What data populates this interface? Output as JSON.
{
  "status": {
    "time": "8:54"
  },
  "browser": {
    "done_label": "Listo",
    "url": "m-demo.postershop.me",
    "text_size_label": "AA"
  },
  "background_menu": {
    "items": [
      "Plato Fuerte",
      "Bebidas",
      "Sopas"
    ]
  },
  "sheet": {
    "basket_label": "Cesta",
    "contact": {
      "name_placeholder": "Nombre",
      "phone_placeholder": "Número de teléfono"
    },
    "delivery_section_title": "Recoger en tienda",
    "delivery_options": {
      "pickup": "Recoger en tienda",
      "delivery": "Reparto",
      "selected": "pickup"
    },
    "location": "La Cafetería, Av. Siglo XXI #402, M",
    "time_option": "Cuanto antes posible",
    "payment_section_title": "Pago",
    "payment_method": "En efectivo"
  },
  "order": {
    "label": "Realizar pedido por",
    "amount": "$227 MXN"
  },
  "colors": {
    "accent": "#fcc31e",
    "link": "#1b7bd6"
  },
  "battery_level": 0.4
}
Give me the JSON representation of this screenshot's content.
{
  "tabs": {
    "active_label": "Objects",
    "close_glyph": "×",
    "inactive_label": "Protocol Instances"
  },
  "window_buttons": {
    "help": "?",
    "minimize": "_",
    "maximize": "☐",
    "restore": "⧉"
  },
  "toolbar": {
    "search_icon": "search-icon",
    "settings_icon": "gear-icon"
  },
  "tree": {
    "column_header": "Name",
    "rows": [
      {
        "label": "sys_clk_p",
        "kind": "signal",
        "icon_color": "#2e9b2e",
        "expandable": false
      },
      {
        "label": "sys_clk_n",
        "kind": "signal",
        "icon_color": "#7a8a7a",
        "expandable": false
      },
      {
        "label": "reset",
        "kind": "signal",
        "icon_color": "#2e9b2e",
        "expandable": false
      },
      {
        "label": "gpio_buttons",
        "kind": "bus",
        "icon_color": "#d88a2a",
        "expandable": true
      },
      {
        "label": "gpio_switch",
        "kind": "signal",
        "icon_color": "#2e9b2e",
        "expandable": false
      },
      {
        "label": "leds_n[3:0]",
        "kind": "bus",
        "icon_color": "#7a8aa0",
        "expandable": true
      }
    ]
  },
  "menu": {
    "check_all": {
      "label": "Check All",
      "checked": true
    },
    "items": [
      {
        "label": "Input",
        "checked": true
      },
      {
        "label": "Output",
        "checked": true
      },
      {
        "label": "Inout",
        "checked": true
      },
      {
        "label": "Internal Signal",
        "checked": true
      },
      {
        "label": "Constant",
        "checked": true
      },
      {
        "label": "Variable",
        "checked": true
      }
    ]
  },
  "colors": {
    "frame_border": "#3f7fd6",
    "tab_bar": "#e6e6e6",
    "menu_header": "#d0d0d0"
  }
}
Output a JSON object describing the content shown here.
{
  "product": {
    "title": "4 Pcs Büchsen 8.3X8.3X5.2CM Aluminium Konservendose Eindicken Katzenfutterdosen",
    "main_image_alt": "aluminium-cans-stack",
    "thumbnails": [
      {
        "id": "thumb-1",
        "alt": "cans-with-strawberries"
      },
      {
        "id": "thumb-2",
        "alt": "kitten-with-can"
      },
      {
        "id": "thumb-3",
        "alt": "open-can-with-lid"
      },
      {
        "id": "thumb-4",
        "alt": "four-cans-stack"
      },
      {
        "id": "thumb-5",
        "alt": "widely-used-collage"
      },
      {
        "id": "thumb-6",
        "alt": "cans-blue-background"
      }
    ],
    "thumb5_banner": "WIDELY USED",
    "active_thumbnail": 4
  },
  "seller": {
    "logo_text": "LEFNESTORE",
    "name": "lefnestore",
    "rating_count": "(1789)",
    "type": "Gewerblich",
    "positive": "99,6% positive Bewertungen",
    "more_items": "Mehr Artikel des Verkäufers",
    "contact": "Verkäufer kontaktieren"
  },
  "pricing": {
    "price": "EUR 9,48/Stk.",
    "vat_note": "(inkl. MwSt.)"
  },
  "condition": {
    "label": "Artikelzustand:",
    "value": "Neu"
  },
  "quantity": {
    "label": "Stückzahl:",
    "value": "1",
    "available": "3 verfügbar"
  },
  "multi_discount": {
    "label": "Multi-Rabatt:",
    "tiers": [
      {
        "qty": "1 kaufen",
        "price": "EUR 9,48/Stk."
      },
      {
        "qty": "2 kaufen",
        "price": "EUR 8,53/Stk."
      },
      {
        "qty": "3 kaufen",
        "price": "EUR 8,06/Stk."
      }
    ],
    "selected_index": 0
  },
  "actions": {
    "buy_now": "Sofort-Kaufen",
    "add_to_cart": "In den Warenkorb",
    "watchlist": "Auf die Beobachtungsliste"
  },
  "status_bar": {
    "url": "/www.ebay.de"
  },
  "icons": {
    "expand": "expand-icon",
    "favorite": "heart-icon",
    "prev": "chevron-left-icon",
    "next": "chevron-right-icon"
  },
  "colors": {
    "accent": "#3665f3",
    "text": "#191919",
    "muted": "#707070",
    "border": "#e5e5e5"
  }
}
* * *
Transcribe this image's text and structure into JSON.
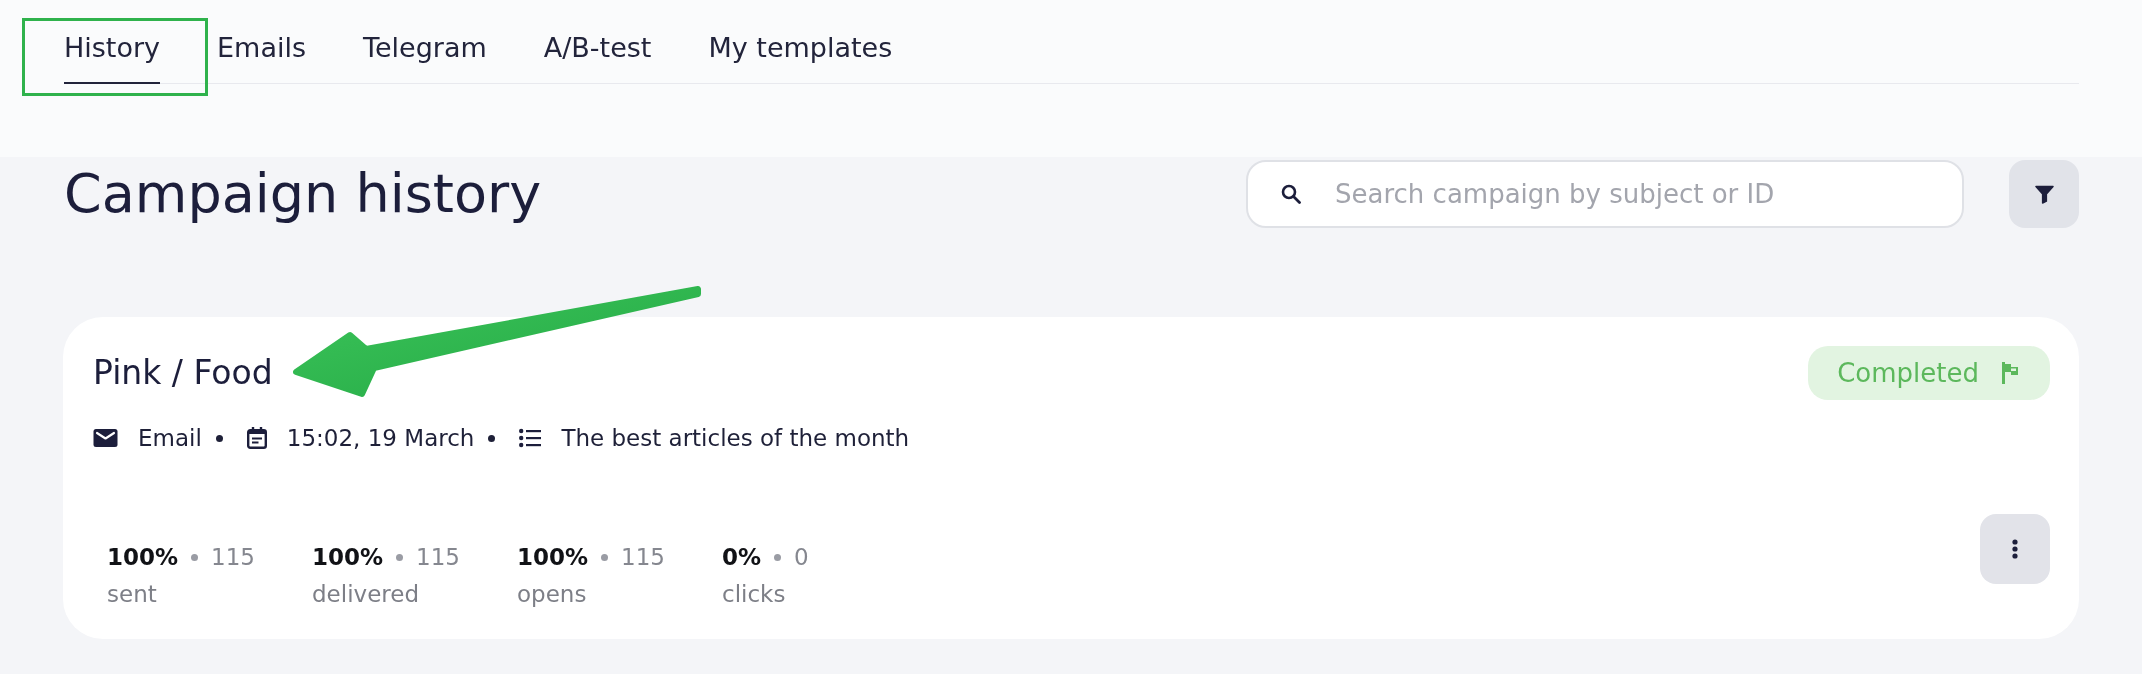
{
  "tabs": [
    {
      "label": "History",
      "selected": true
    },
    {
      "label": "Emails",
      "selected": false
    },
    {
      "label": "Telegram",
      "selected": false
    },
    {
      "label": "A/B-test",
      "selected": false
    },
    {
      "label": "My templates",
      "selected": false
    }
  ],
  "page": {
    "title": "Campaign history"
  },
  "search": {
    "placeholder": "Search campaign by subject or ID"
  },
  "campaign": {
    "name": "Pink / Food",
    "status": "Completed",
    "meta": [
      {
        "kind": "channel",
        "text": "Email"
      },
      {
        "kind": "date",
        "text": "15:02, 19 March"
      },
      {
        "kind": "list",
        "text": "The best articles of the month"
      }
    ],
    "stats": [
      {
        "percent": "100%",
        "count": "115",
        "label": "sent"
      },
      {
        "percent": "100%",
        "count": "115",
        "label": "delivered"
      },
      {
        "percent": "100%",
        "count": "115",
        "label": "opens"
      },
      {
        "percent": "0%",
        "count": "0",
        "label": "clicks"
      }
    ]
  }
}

• TASK GOAL
Scan the entries above. Copy each line that has the string "pickup".

• THE RESULT
      "pickup": "Recoger en tienda",
      "selected": "pickup"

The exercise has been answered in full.